Problem statement:
Across the listing below, count the lines that mention the string "icon". Reply with the figure only.

Excerpt from a dataset:

____

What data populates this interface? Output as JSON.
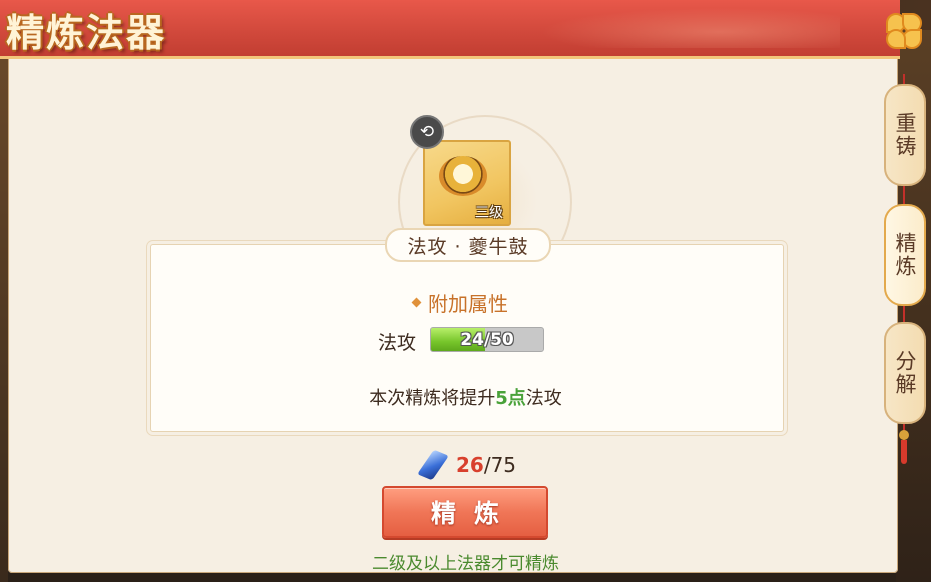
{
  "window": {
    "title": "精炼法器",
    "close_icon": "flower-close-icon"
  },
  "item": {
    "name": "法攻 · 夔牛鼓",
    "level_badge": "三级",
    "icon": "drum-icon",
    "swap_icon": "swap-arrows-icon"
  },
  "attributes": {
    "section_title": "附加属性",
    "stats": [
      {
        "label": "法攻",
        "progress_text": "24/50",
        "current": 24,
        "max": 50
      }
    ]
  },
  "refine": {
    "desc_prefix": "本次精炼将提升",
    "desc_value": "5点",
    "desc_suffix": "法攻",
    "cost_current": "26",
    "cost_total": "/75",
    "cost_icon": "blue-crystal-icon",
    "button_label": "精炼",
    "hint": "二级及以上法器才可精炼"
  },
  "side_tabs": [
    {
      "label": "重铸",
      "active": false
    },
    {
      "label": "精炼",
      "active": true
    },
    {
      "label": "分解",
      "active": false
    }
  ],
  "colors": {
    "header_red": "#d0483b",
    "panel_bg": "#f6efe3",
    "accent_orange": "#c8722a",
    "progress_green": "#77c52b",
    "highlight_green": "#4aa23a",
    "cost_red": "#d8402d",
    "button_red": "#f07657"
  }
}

____

Exercise output:
4